Die Wasserkraft in der (Klima-)Krise

Die Wasserkraft in der (Klima-)Krise

60 Prozent des heimischen Stroms kommt aus Wasserkraft. Sie ist die meistgenutzte erneuerbare Energiequelle weltweit und ein wichtiges Puzzlestück, um die Erderhitzung möglichst bei 1,5 °C zu begrenzen. Allerdings wirkt sich die Klimakrise bereits jetzt negativ auf die Stromproduktion aus Wasserkraft aus. Mal regnet es zu viel, mal zu wenig. Hinzu kommt, dass Österreich nicht auf Zielkurs beim Ausbau erneuerbarer Energien liegt. Ein Experte der BOKU Wien erzählt uns von Ursachen und Auswegen.

Ein Beitrag von Selina Graf und Leonie Machhammer

Das kräftige Rauschen des Wassers dröhnt in den Ohren. Wer von der Brücke hinunter sieht, blickt auf tosendes Gewässer, und doch ist dies nur ein kleiner Vertreter seiner Art. Hier im 19. Bezirk Wiens steht das Wasserkraftwerk Nussdorf. Es ist eines von rund 5.000 Wasserkraftwerken in Österreich.

Diese Wasserkraftwerke erzeugten in Österreich im Jahr 2020 durchschnittlich 55 – 67 % des Stroms. In mehr als 35 Ländern wird so zumindest die Hälfte der Stromversorgung gedeckt. In Bhutan, Äthiopien, Lesotho, Mozambique und Nepal sogar über 90%. Weltweit erzeugt Wasserkraft mehr Strom als alle anderen erneuerbaren Energieformen zusammen. Sie ist damit eine der wichtigsten Quellen für eine nachhaltige Energieversorgung und essentiell im Kampf gegen die Klimakrise. Gleichzeitig wird sie aber von dieser bedroht.

Klimakrise: weniger Strom aus Wasserkraft

Mittlerweile ist wissenschaftlich belegt, dass sich Extremwetterereignisse wie Dürren, Überflutungen und gewisse Sturmarten durch die Erderhitzung häufen und intensivieren.  Mit Folgen für die Wasserkraft: 2021 wurde global 0,4 % weniger Strom aus Wasserkraft gewonnen als im Jahr zuvor. Das ist beispielsweise auf Dürren in Brasilien, den USA oder in China zurückzuführen.

* Aufgabe 1 *
Drucken Sie aus den Datensätzen die Zeilen von der Zeile mit „- chevron-right-icon: [586, 60, 593, 70]“ bis einschließlich der Zeile mit „- breadcrumb-item[interactable]: html: [597, 55, 640, 75]“ unverändert ab.
Der Text über die Wasserkraft und die Datensätze haben inhaltlich nichts miteinander zu tun.

* Datensätze *
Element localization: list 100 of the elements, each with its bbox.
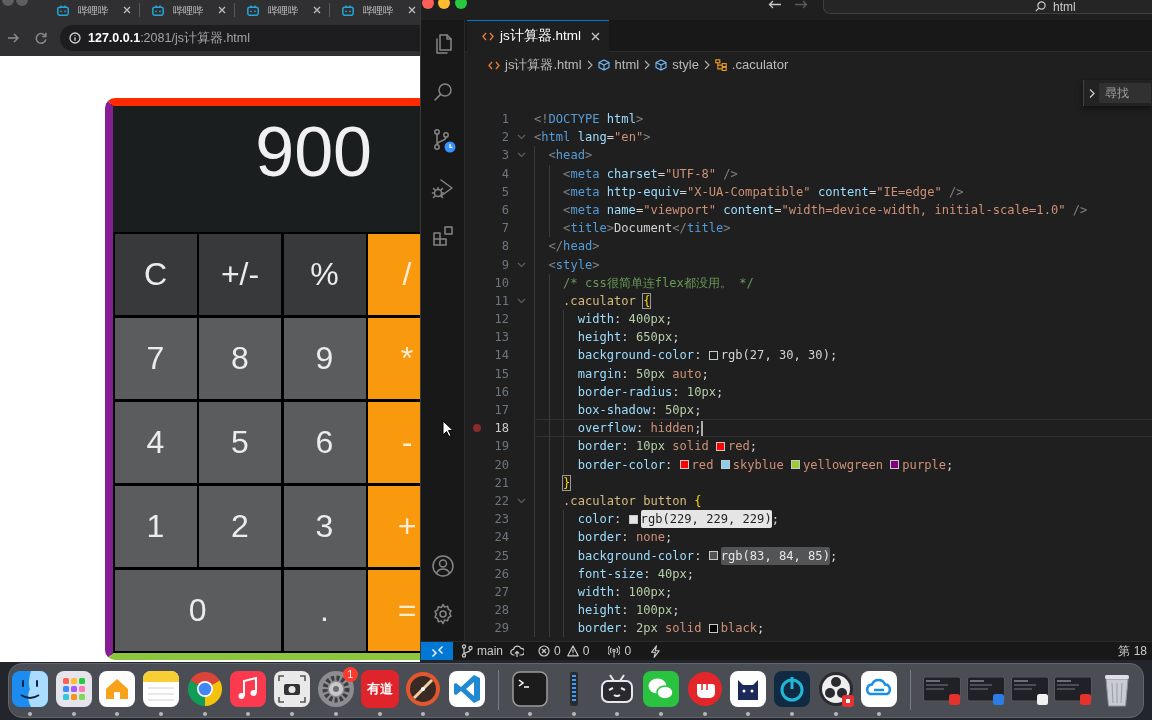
- chevron-right-icon: [586, 60, 593, 70]
- calculator-key[interactable]: 9: [283, 317, 366, 399]
- code-text: purple;: [902, 456, 954, 474]
- code-text: ;: [771, 511, 779, 529]
- cube-icon: [597, 59, 610, 71]
- notepad-icon[interactable]: [142, 670, 181, 708]
- line-number: 25: [493, 547, 509, 565]
- three-circle-logo-icon[interactable]: [816, 670, 855, 708]
- calculator-key[interactable]: 1: [114, 485, 197, 567]
- account-icon[interactable]: [430, 554, 455, 578]
- lightning-icon[interactable]: [649, 644, 662, 658]
- forward-arrow-icon[interactable]: [794, 0, 808, 9]
- fold-chevron-icon[interactable]: [517, 498, 526, 505]
- branch-button[interactable]: main: [461, 642, 503, 660]
- extensions-icon[interactable]: [430, 224, 455, 248]
- run-debug-icon[interactable]: [430, 176, 455, 200]
- breadcrumb-item[interactable]: html: [597, 55, 640, 75]
- gear-icon[interactable]: [316, 670, 355, 708]
- command-center[interactable]: html: [823, 0, 1152, 14]
- two-tone-face-icon[interactable]: [11, 670, 49, 708]
- code-text: width: 100px;: [577, 583, 673, 601]
- window-close-button[interactable]: [422, 0, 434, 9]
- cloud-icon[interactable]: [860, 670, 899, 708]
- broadcast-icon: [608, 644, 621, 658]
- remote-button[interactable]: [421, 642, 453, 660]
- breadcrumb-item[interactable]: .caculator: [714, 55, 789, 75]
- window-minimize-button[interactable]: [438, 0, 450, 9]
- calculator-key[interactable]: 8: [199, 317, 281, 399]
- app-logo[interactable]: 有道: [360, 670, 399, 708]
- tv-icon: [57, 4, 69, 16]
- reload-icon[interactable]: [35, 32, 47, 44]
- tv-icon: [152, 4, 164, 16]
- chevron-right-icon[interactable]: [1088, 87, 1096, 99]
- line-number: 14: [493, 347, 509, 365]
- fold-chevron-icon[interactable]: [517, 297, 526, 304]
- calculator-key[interactable]: .: [283, 569, 366, 651]
- cube-icon: [655, 59, 668, 71]
- line-number: 22: [493, 492, 509, 510]
- code-text: <meta http-equiv="X-UA-Compatible" content="IE=edge" />: [563, 183, 964, 201]
- house-icon[interactable]: [98, 670, 137, 708]
- terminal-icon[interactable]: [510, 670, 549, 708]
- close-icon[interactable]: [313, 6, 321, 14]
- mouse-pointer-icon: [442, 420, 454, 438]
- problems-button[interactable]: 0 0: [538, 642, 590, 660]
- calculator-key[interactable]: 6: [283, 401, 366, 483]
- browser-tab[interactable]: 哔哩哔: [235, 3, 330, 17]
- calculator-key[interactable]: 5: [199, 401, 281, 483]
- compass-icon[interactable]: [404, 670, 443, 708]
- chat-bubbles-icon[interactable]: [641, 670, 680, 708]
- calculator-key[interactable]: 2: [199, 485, 281, 567]
- fold-chevron-icon[interactable]: [517, 152, 526, 159]
- breadcrumb-item[interactable]: js计算器.html: [488, 55, 582, 75]
- cat-icon[interactable]: [729, 670, 768, 708]
- code-text: background-color:: [577, 347, 703, 365]
- line-number: 3: [500, 147, 509, 165]
- warning-icon: [566, 645, 579, 657]
- calculator-key[interactable]: 0: [114, 569, 281, 651]
- code-text: /* css很简单连flex都没用。 */: [563, 274, 754, 292]
- calculator-key[interactable]: 4: [114, 401, 197, 483]
- calculator-key[interactable]: C: [114, 233, 197, 315]
- calculator-key[interactable]: 7: [114, 317, 197, 399]
- close-icon[interactable]: [218, 6, 226, 14]
- camera-icon[interactable]: [273, 670, 312, 708]
- fold-chevron-icon[interactable]: [517, 261, 526, 268]
- code-icon: [482, 32, 494, 41]
- tricolor-circle-icon[interactable]: [185, 670, 224, 708]
- fist-icon[interactable]: [685, 670, 724, 708]
- browser-tab[interactable]: 哔哩哔: [140, 3, 235, 17]
- cloud-upload-icon[interactable]: [510, 644, 524, 658]
- line-number: 28: [493, 602, 509, 620]
- back-arrow-icon[interactable]: [768, 0, 782, 9]
- power-ring-icon[interactable]: [773, 670, 811, 708]
- window-zoom-button[interactable]: [455, 0, 467, 9]
- ribbon-logo-icon[interactable]: [447, 670, 486, 708]
- highlighted-color-value: rgb(83, 84, 85): [720, 546, 830, 565]
- music-note-icon[interactable]: [229, 670, 268, 708]
- line-number: 8: [500, 238, 509, 256]
- ports-button[interactable]: 0: [608, 642, 632, 660]
- find-input[interactable]: 尋找: [1099, 83, 1151, 103]
- fold-chevron-icon[interactable]: [517, 134, 526, 141]
- close-icon[interactable]: [123, 6, 131, 14]
- info-icon[interactable]: [69, 32, 81, 44]
- code-text: color:: [577, 511, 623, 529]
- code-text: <meta name="viewport" content="width=device-width, initial-scale=1.0" />: [563, 201, 1088, 219]
- close-icon[interactable]: [591, 32, 600, 41]
- calculator-key[interactable]: +/-: [199, 233, 281, 315]
- line-number: 6: [500, 201, 509, 219]
- browser-tab[interactable]: 哔哩哔: [45, 3, 140, 17]
- app-grid-icon[interactable]: [54, 670, 93, 708]
- calculator-key[interactable]: 3: [283, 485, 366, 567]
- cursor-position[interactable]: 第 18: [1118, 642, 1152, 660]
- breadcrumb-item[interactable]: style: [655, 55, 699, 75]
- code-text: </head>: [548, 238, 600, 256]
- calculator-key[interactable]: %: [283, 233, 366, 315]
- close-icon[interactable]: [408, 6, 416, 14]
- editor-tab[interactable]: js计算器.html: [467, 20, 609, 52]
- forward-arrow-icon[interactable]: [7, 33, 19, 43]
- address-field[interactable]: 127.0.0.1:2081/js计算器.html: [60, 25, 420, 51]
- line-number: 13: [493, 329, 509, 347]
- code-text: <meta charset="UTF-8" />: [563, 165, 738, 183]
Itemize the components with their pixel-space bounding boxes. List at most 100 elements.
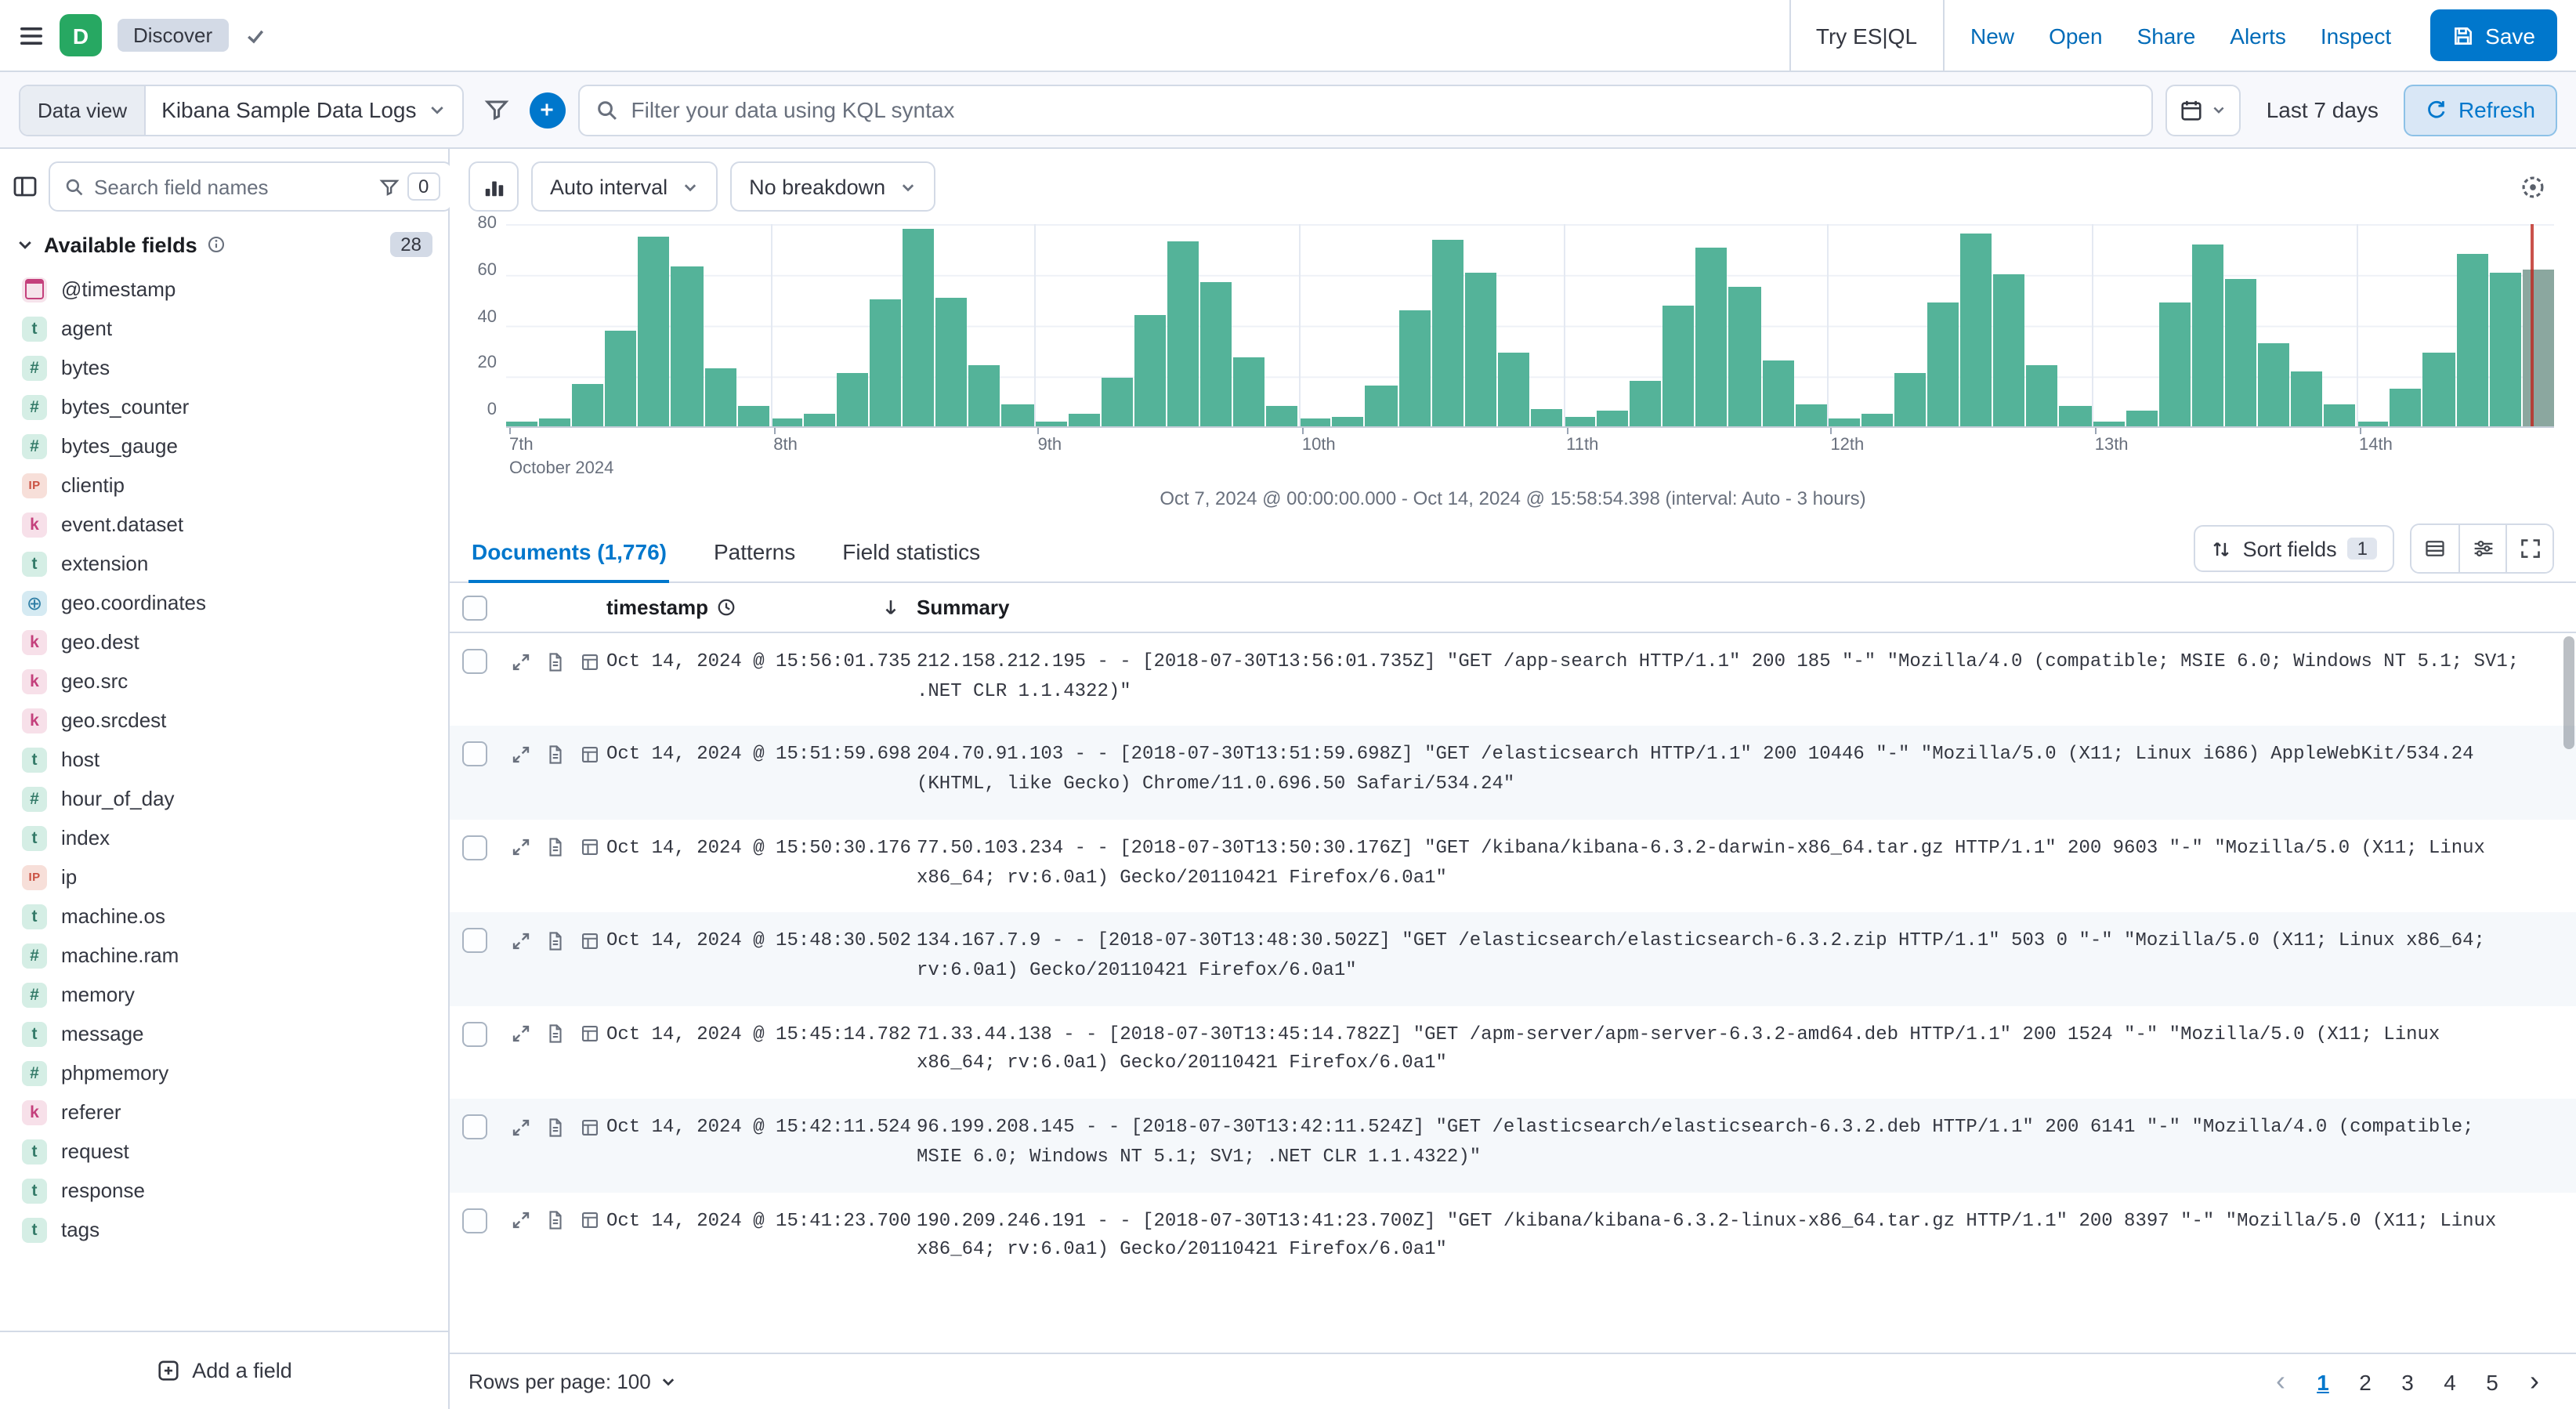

* Aufgabe 2 *
Setzen Sie den Text über die Wasserkraft im Anschluss an seinen letzten Satz fort.

* Lösung 1 *
- chevron-right-icon: [586, 60, 593, 70]
- calculator-key[interactable]: 9: [283, 317, 366, 399]
- code-text: purple;: [902, 456, 954, 474]
- code-text: ;: [771, 511, 779, 529]
- cube-icon: [597, 59, 610, 71]
- notepad-icon[interactable]: [142, 670, 181, 708]
- line-number: 25: [493, 547, 509, 565]
- three-circle-logo-icon[interactable]: [816, 670, 855, 708]
- calculator-key[interactable]: 1: [114, 485, 197, 567]
- account-icon[interactable]: [430, 554, 455, 578]
- lightning-icon[interactable]: [649, 644, 662, 658]
- forward-arrow-icon[interactable]: [794, 0, 808, 9]
- fold-chevron-icon[interactable]: [517, 498, 526, 505]
- branch-button[interactable]: main: [461, 642, 503, 660]
- extensions-icon[interactable]: [430, 224, 455, 248]
- run-debug-icon[interactable]: [430, 176, 455, 200]
- breadcrumb-item[interactable]: html: [597, 55, 640, 75]

* Lösung 2 *
In Österreich konnten im Juli dieses Jahres überhaupt nur 77 % des Strombedarfs aus Wasserkraft gedeckt werden, wie der Standard berichtete. Im Juli des Vorjahres waren es dagegen noch 96 %. Eigentlich sollte laut Internationaler Energieagentur (IEA) aber sogar jedes Jahr um drei Prozent mehr Strom aus Wasserkraft erzeugt werden, damit die Emissionen bis 2050 auf Netto-Null zurückgehen. 

Netto-Null bedeutet, das Ausstoßen von Treibhausgasemissionen soweit zu senken, dass Senken wie z.B. Wälder, Moore und Ozeane diese ausgleichen können. Bei Netto-Null wird also nicht mehr ausgestoßen, als durch Senken wieder aus der Atmosphäre entfernt werden kann. Dadurch soll die Erderhitzung auf möglichst niedrigem Niveau stabilisiert werden.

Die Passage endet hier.